• **Required action**
Check every line of the data for the word "visits", and copy those that have it.

Saved entries:
--------------------------------

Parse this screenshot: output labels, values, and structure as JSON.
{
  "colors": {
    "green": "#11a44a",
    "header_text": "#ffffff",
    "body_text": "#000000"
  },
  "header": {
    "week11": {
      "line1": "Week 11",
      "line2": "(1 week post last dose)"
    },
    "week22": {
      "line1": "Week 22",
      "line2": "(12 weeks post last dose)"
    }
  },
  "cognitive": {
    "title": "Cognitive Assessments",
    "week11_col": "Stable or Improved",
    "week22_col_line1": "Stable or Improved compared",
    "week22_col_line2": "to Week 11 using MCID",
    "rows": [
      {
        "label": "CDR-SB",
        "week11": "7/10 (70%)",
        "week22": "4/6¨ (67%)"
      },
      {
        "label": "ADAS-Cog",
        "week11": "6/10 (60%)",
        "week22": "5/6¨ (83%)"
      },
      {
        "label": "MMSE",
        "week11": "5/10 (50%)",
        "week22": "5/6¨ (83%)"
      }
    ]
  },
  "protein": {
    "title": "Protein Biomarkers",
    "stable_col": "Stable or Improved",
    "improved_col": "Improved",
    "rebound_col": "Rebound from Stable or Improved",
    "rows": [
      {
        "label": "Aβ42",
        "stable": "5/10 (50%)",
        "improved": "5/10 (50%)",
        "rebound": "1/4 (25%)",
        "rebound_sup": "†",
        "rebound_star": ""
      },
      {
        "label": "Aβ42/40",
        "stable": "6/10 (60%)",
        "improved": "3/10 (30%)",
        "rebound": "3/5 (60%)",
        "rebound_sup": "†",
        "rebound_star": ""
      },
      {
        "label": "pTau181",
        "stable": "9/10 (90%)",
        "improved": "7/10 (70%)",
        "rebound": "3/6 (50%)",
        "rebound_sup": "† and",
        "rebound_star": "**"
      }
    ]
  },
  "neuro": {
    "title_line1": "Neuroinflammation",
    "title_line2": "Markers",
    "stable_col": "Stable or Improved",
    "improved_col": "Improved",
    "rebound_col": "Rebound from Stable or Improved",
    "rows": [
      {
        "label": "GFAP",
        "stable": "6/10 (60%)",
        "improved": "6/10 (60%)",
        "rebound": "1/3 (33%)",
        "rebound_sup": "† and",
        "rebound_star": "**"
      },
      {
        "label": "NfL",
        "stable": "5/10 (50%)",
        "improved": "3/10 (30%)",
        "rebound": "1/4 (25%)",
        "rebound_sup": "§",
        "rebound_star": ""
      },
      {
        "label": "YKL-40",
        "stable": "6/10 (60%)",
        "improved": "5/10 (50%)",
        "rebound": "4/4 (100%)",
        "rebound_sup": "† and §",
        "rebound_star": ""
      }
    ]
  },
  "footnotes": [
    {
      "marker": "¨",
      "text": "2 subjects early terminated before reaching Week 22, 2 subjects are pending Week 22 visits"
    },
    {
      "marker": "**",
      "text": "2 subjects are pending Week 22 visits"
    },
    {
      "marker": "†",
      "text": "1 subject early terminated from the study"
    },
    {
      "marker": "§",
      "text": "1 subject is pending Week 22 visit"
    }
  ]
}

--------------------------------

• **Reply to the exercise**
      "text": "2 subjects early terminated before reaching Week 22, 2 subjects are pending Week 22 visits"
      "text": "2 subjects are pending Week 22 visits"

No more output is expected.